-- What to work on --
Reproduce the listing below without any change.

++++ Input

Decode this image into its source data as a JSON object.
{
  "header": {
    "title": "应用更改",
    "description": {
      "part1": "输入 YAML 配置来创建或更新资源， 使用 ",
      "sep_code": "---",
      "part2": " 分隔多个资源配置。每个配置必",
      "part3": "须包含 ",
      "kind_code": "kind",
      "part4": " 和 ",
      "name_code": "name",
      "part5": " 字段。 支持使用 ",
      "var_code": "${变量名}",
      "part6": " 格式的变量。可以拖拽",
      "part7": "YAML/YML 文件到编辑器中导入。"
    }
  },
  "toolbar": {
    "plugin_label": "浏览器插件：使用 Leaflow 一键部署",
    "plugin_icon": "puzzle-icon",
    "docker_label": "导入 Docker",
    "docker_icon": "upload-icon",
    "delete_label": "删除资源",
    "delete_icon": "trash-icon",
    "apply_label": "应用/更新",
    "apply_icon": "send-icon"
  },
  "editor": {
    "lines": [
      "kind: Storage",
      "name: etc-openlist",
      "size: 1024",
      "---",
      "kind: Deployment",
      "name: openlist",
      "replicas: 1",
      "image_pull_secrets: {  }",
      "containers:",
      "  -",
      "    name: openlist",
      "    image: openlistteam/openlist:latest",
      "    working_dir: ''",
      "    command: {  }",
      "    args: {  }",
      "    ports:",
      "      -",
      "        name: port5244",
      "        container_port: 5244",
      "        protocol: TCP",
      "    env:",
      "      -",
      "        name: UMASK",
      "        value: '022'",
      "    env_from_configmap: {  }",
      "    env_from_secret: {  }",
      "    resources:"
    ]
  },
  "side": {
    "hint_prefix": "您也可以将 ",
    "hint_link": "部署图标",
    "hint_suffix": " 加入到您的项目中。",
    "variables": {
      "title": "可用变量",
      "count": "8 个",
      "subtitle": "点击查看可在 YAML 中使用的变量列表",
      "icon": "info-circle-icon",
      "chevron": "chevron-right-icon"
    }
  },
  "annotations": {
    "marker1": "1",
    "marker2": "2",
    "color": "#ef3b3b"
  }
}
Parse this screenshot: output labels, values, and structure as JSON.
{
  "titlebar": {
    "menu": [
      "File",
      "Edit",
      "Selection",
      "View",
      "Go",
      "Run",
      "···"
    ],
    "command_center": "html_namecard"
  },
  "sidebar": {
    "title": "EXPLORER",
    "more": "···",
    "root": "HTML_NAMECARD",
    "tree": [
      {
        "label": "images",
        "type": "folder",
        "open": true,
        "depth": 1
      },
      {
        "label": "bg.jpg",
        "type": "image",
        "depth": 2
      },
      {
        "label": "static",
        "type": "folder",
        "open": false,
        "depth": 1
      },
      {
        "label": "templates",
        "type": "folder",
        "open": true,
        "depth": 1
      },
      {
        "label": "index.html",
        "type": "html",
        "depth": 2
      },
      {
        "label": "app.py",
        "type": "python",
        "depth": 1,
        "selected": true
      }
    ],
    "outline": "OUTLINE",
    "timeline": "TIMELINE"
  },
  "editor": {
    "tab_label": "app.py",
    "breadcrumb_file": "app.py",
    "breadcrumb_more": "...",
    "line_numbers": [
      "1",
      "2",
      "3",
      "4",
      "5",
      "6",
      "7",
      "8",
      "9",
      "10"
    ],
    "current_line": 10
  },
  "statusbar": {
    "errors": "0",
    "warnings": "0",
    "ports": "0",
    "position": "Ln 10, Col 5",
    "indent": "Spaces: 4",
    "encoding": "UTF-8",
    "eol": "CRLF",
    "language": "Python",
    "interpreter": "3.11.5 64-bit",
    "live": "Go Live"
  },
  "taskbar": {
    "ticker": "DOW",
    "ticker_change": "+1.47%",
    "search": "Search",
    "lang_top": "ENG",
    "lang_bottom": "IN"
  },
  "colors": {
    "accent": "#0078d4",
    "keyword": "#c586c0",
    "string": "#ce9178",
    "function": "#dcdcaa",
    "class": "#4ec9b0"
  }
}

++++++++

-- Final result --
Decode this image into its source data as a JSON object.
{
  "header": {
    "title": "应用更改",
    "description": {
      "part1": "输入 YAML 配置来创建或更新资源， 使用 ",
      "sep_code": "---",
      "part2": " 分隔多个资源配置。每个配置必",
      "part3": "须包含 ",
      "kind_code": "kind",
      "part4": " 和 ",
      "name_code": "name",
      "part5": " 字段。 支持使用 ",
      "var_code": "${变量名}",
      "part6": " 格式的变量。可以拖拽",
      "part7": "YAML/YML 文件到编辑器中导入。"
    }
  },
  "toolbar": {
    "plugin_label": "浏览器插件：使用 Leaflow 一键部署",
    "plugin_icon": "puzzle-icon",
    "docker_label": "导入 Docker",
    "docker_icon": "upload-icon",
    "delete_label": "删除资源",
    "delete_icon": "trash-icon",
    "apply_label": "应用/更新",
    "apply_icon": "send-icon"
  },
  "editor": {
    "lines": [
      "kind: Storage",
      "name: etc-openlist",
      "size: 1024",
      "---",
      "kind: Deployment",
      "name: openlist",
      "replicas: 1",
      "image_pull_secrets: {  }",
      "containers:",
      "  -",
      "    name: openlist",
      "    image: openlistteam/openlist:latest",
      "    working_dir: ''",
      "    command: {  }",
      "    args: {  }",
      "    ports:",
      "      -",
      "        name: port5244",
      "        container_port: 5244",
      "        protocol: TCP",
      "    env:",
      "      -",
      "        name: UMASK",
      "        value: '022'",
      "    env_from_configmap: {  }",
      "    env_from_secret: {  }",
      "    resources:"
    ]
  },
  "side": {
    "hint_prefix": "您也可以将 ",
    "hint_link": "部署图标",
    "hint_suffix": " 加入到您的项目中。",
    "variables": {
      "title": "可用变量",
      "count": "8 个",
      "subtitle": "点击查看可在 YAML 中使用的变量列表",
      "icon": "info-circle-icon",
      "chevron": "chevron-right-icon"
    }
  },
  "annotations": {
    "marker1": "1",
    "marker2": "2",
    "color": "#ef3b3b"
  }
}
Parse this screenshot: output labels, values, and structure as JSON.
{
  "titlebar": {
    "menu": [
      "File",
      "Edit",
      "Selection",
      "View",
      "Go",
      "Run",
      "···"
    ],
    "command_center": "html_namecard"
  },
  "sidebar": {
    "title": "EXPLORER",
    "more": "···",
    "root": "HTML_NAMECARD",
    "tree": [
      {
        "label": "images",
        "type": "folder",
        "open": true,
        "depth": 1
      },
      {
        "label": "bg.jpg",
        "type": "image",
        "depth": 2
      },
      {
        "label": "static",
        "type": "folder",
        "open": false,
        "depth": 1
      },
      {
        "label": "templates",
        "type": "folder",
        "open": true,
        "depth": 1
      },
      {
        "label": "index.html",
        "type": "html",
        "depth": 2
      },
      {
        "label": "app.py",
        "type": "python",
        "depth": 1,
        "selected": true
      }
    ],
    "outline": "OUTLINE",
    "timeline": "TIMELINE"
  },
  "editor": {
    "tab_label": "app.py",
    "breadcrumb_file": "app.py",
    "breadcrumb_more": "...",
    "line_numbers": [
      "1",
      "2",
      "3",
      "4",
      "5",
      "6",
      "7",
      "8",
      "9",
      "10"
    ],
    "current_line": 10
  },
  "statusbar": {
    "errors": "0",
    "warnings": "0",
    "ports": "0",
    "position": "Ln 10, Col 5",
    "indent": "Spaces: 4",
    "encoding": "UTF-8",
    "eol": "CRLF",
    "language": "Python",
    "interpreter": "3.11.5 64-bit",
    "live": "Go Live"
  },
  "taskbar": {
    "ticker": "DOW",
    "ticker_change": "+1.47%",
    "search": "Search",
    "lang_top": "ENG",
    "lang_bottom": "IN"
  },
  "colors": {
    "accent": "#0078d4",
    "keyword": "#c586c0",
    "string": "#ce9178",
    "function": "#dcdcaa",
    "class": "#4ec9b0"
  }
}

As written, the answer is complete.